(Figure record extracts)
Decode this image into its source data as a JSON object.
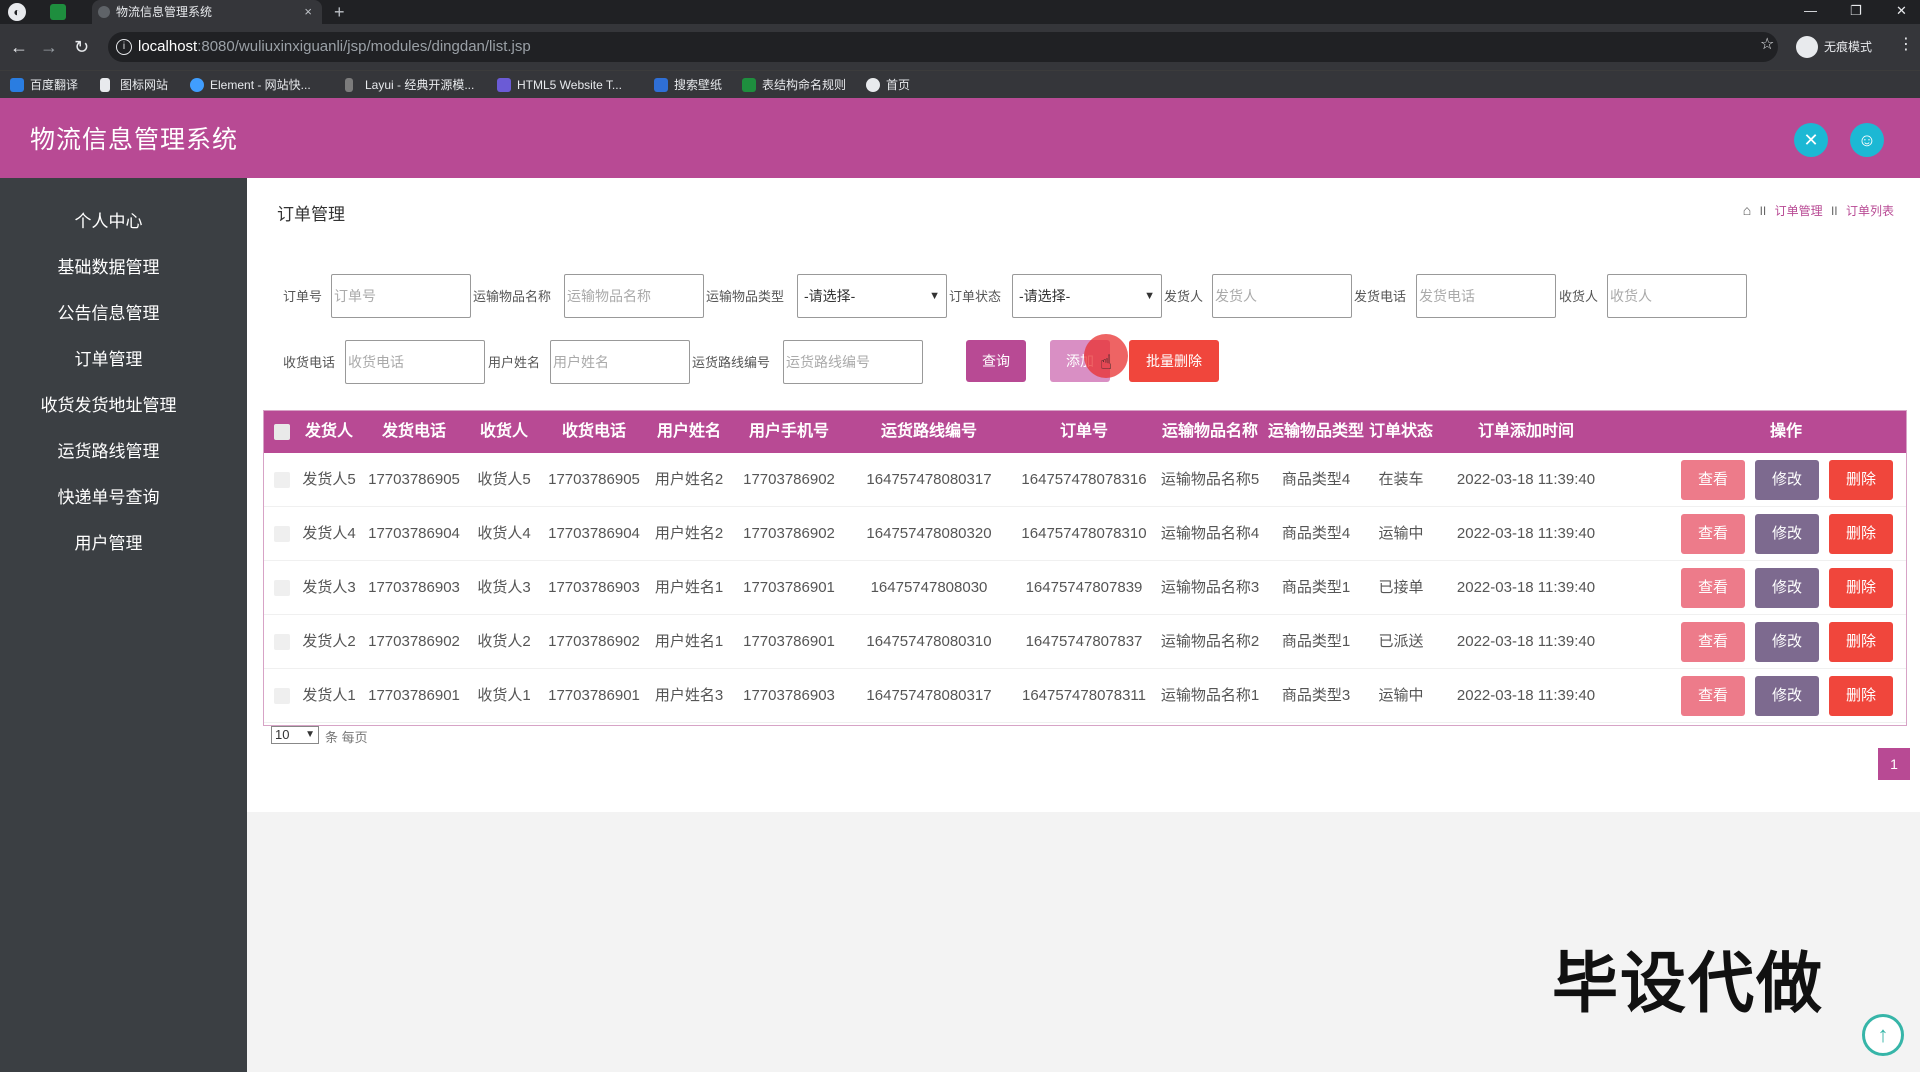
{
  "browser": {
    "tab_title": "物流信息管理系统",
    "tab_close": "×",
    "new_tab": "+",
    "url_host": "localhost",
    "url_path": ":8080/wuliuxinxiguanli/jsp/modules/dingdan/list.jsp",
    "incognito_label": "无痕模式",
    "bookmarks": [
      "百度翻译",
      "图标网站",
      "Element - 网站快...",
      "Layui - 经典开源模...",
      "HTML5 Website T...",
      "搜索壁纸",
      "表结构命名规则",
      "首页"
    ]
  },
  "app": {
    "title": "物流信息管理系统",
    "accent_color": "#b84a94"
  },
  "sidebar": {
    "items": [
      {
        "label": "个人中心"
      },
      {
        "label": "基础数据管理"
      },
      {
        "label": "公告信息管理"
      },
      {
        "label": "订单管理"
      },
      {
        "label": "收货发货地址管理"
      },
      {
        "label": "运货路线管理"
      },
      {
        "label": "快递单号查询"
      },
      {
        "label": "用户管理"
      }
    ]
  },
  "page": {
    "title": "订单管理",
    "breadcrumb": [
      "订单管理",
      "订单列表"
    ],
    "breadcrumb_sep": "II"
  },
  "search": {
    "order_no_label": "订单号",
    "order_no_placeholder": "订单号",
    "item_name_label": "运输物品名称",
    "item_name_placeholder": "运输物品名称",
    "item_type_label": "运输物品类型",
    "item_type_value": "-请选择-",
    "status_label": "订单状态",
    "status_value": "-请选择-",
    "sender_label": "发货人",
    "sender_placeholder": "发货人",
    "sender_phone_label": "发货电话",
    "sender_phone_placeholder": "发货电话",
    "receiver_label": "收货人",
    "receiver_placeholder": "收货人",
    "receiver_phone_label": "收货电话",
    "receiver_phone_placeholder": "收货电话",
    "user_name_label": "用户姓名",
    "user_name_placeholder": "用户姓名",
    "route_no_label": "运货路线编号",
    "route_no_placeholder": "运货路线编号",
    "query_button": "查询",
    "add_button": "添加",
    "batch_delete_button": "批量删除"
  },
  "table": {
    "headers": [
      "发货人",
      "发货电话",
      "收货人",
      "收货电话",
      "用户姓名",
      "用户手机号",
      "运货路线编号",
      "订单号",
      "运输物品名称",
      "运输物品类型",
      "订单状态",
      "订单添加时间",
      "操作"
    ],
    "rows": [
      [
        "发货人5",
        "17703786905",
        "收货人5",
        "17703786905",
        "用户姓名2",
        "17703786902",
        "164757478080317",
        "164757478078316",
        "运输物品名称5",
        "商品类型4",
        "在装车",
        "2022-03-18 11:39:40"
      ],
      [
        "发货人4",
        "17703786904",
        "收货人4",
        "17703786904",
        "用户姓名2",
        "17703786902",
        "164757478080320",
        "164757478078310",
        "运输物品名称4",
        "商品类型4",
        "运输中",
        "2022-03-18 11:39:40"
      ],
      [
        "发货人3",
        "17703786903",
        "收货人3",
        "17703786903",
        "用户姓名1",
        "17703786901",
        "16475747808030",
        "16475747807839",
        "运输物品名称3",
        "商品类型1",
        "已接单",
        "2022-03-18 11:39:40"
      ],
      [
        "发货人2",
        "17703786902",
        "收货人2",
        "17703786902",
        "用户姓名1",
        "17703786901",
        "164757478080310",
        "16475747807837",
        "运输物品名称2",
        "商品类型1",
        "已派送",
        "2022-03-18 11:39:40"
      ],
      [
        "发货人1",
        "17703786901",
        "收货人1",
        "17703786901",
        "用户姓名3",
        "17703786903",
        "164757478080317",
        "164757478078311",
        "运输物品名称1",
        "商品类型3",
        "运输中",
        "2022-03-18 11:39:40"
      ]
    ],
    "view_button": "查看",
    "edit_button": "修改",
    "delete_button": "删除"
  },
  "pager": {
    "page_size": "10",
    "page_size_suffix": "条 每页",
    "current_page": "1"
  },
  "watermark": "毕设代做"
}
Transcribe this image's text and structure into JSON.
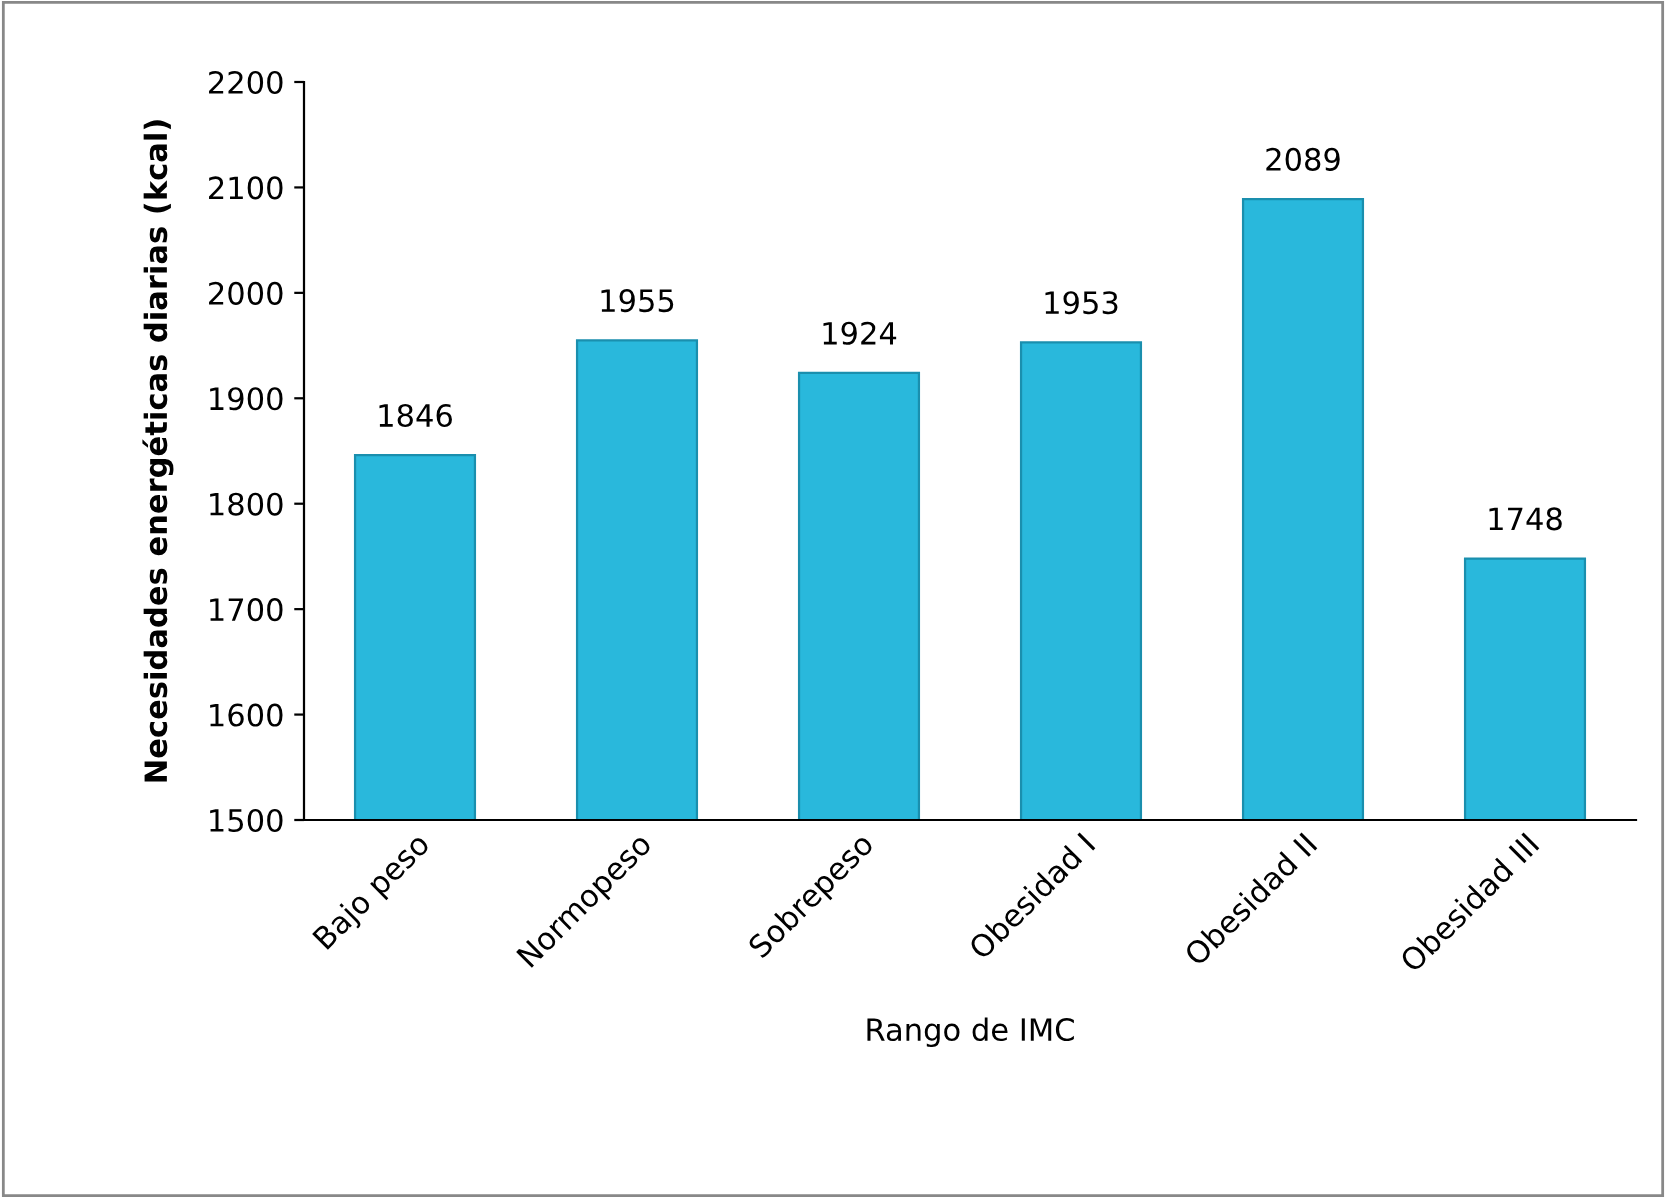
{
  "chart_data": {
    "type": "bar",
    "xlabel": "Rango de IMC",
    "ylabel": "Necesidades energéticas diarias (kcal)",
    "categories": [
      "Bajo peso",
      "Normopeso",
      "Sobrepeso",
      "Obesidad I",
      "Obesidad II",
      "Obesidad III"
    ],
    "values": [
      1846,
      1955,
      1924,
      1953,
      2089,
      1748
    ],
    "color": "#29b8dc",
    "ylim": [
      1500,
      2200
    ],
    "yticks": [
      1500,
      1600,
      1700,
      1800,
      1900,
      2000,
      2100,
      2200
    ],
    "grid": false,
    "data_labels": true
  }
}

▶ [TO DO]
Every entry above should be duplicated exactly. Do not include the images.

▶ [ANSWER TO THIS EXERCISE]
Decode this image into its source data as a JSON object.
{
  "browser": {
    "tab_title": "物流信息管理系统",
    "tab_close": "×",
    "new_tab": "+",
    "url_host": "localhost",
    "url_path": ":8080/wuliuxinxiguanli/jsp/modules/dingdan/list.jsp",
    "incognito_label": "无痕模式",
    "bookmarks": [
      "百度翻译",
      "图标网站",
      "Element - 网站快...",
      "Layui - 经典开源模...",
      "HTML5 Website T...",
      "搜索壁纸",
      "表结构命名规则",
      "首页"
    ]
  },
  "app": {
    "title": "物流信息管理系统",
    "accent_color": "#b84a94"
  },
  "sidebar": {
    "items": [
      {
        "label": "个人中心"
      },
      {
        "label": "基础数据管理"
      },
      {
        "label": "公告信息管理"
      },
      {
        "label": "订单管理"
      },
      {
        "label": "收货发货地址管理"
      },
      {
        "label": "运货路线管理"
      },
      {
        "label": "快递单号查询"
      },
      {
        "label": "用户管理"
      }
    ]
  },
  "page": {
    "title": "订单管理",
    "breadcrumb": [
      "订单管理",
      "订单列表"
    ],
    "breadcrumb_sep": "II"
  },
  "search": {
    "order_no_label": "订单号",
    "order_no_placeholder": "订单号",
    "item_name_label": "运输物品名称",
    "item_name_placeholder": "运输物品名称",
    "item_type_label": "运输物品类型",
    "item_type_value": "-请选择-",
    "status_label": "订单状态",
    "status_value": "-请选择-",
    "sender_label": "发货人",
    "sender_placeholder": "发货人",
    "sender_phone_label": "发货电话",
    "sender_phone_placeholder": "发货电话",
    "receiver_label": "收货人",
    "receiver_placeholder": "收货人",
    "receiver_phone_label": "收货电话",
    "receiver_phone_placeholder": "收货电话",
    "user_name_label": "用户姓名",
    "user_name_placeholder": "用户姓名",
    "route_no_label": "运货路线编号",
    "route_no_placeholder": "运货路线编号",
    "query_button": "查询",
    "add_button": "添加",
    "batch_delete_button": "批量删除"
  },
  "table": {
    "headers": [
      "发货人",
      "发货电话",
      "收货人",
      "收货电话",
      "用户姓名",
      "用户手机号",
      "运货路线编号",
      "订单号",
      "运输物品名称",
      "运输物品类型",
      "订单状态",
      "订单添加时间",
      "操作"
    ],
    "rows": [
      [
        "发货人5",
        "17703786905",
        "收货人5",
        "17703786905",
        "用户姓名2",
        "17703786902",
        "164757478080317",
        "164757478078316",
        "运输物品名称5",
        "商品类型4",
        "在装车",
        "2022-03-18 11:39:40"
      ],
      [
        "发货人4",
        "17703786904",
        "收货人4",
        "17703786904",
        "用户姓名2",
        "17703786902",
        "164757478080320",
        "164757478078310",
        "运输物品名称4",
        "商品类型4",
        "运输中",
        "2022-03-18 11:39:40"
      ],
      [
        "发货人3",
        "17703786903",
        "收货人3",
        "17703786903",
        "用户姓名1",
        "17703786901",
        "16475747808030",
        "16475747807839",
        "运输物品名称3",
        "商品类型1",
        "已接单",
        "2022-03-18 11:39:40"
      ],
      [
        "发货人2",
        "17703786902",
        "收货人2",
        "17703786902",
        "用户姓名1",
        "17703786901",
        "164757478080310",
        "16475747807837",
        "运输物品名称2",
        "商品类型1",
        "已派送",
        "2022-03-18 11:39:40"
      ],
      [
        "发货人1",
        "17703786901",
        "收货人1",
        "17703786901",
        "用户姓名3",
        "17703786903",
        "164757478080317",
        "164757478078311",
        "运输物品名称1",
        "商品类型3",
        "运输中",
        "2022-03-18 11:39:40"
      ]
    ],
    "view_button": "查看",
    "edit_button": "修改",
    "delete_button": "删除"
  },
  "pager": {
    "page_size": "10",
    "page_size_suffix": "条 每页",
    "current_page": "1"
  },
  "watermark": "毕设代做"
}
Transcribe this image's text and structure into JSON.
{
  "chart_data": {
    "type": "bar",
    "xlabel": "Rango de IMC",
    "ylabel": "Necesidades energéticas diarias (kcal)",
    "categories": [
      "Bajo peso",
      "Normopeso",
      "Sobrepeso",
      "Obesidad I",
      "Obesidad II",
      "Obesidad III"
    ],
    "values": [
      1846,
      1955,
      1924,
      1953,
      2089,
      1748
    ],
    "color": "#29b8dc",
    "ylim": [
      1500,
      2200
    ],
    "yticks": [
      1500,
      1600,
      1700,
      1800,
      1900,
      2000,
      2100,
      2200
    ],
    "grid": false,
    "data_labels": true
  }
}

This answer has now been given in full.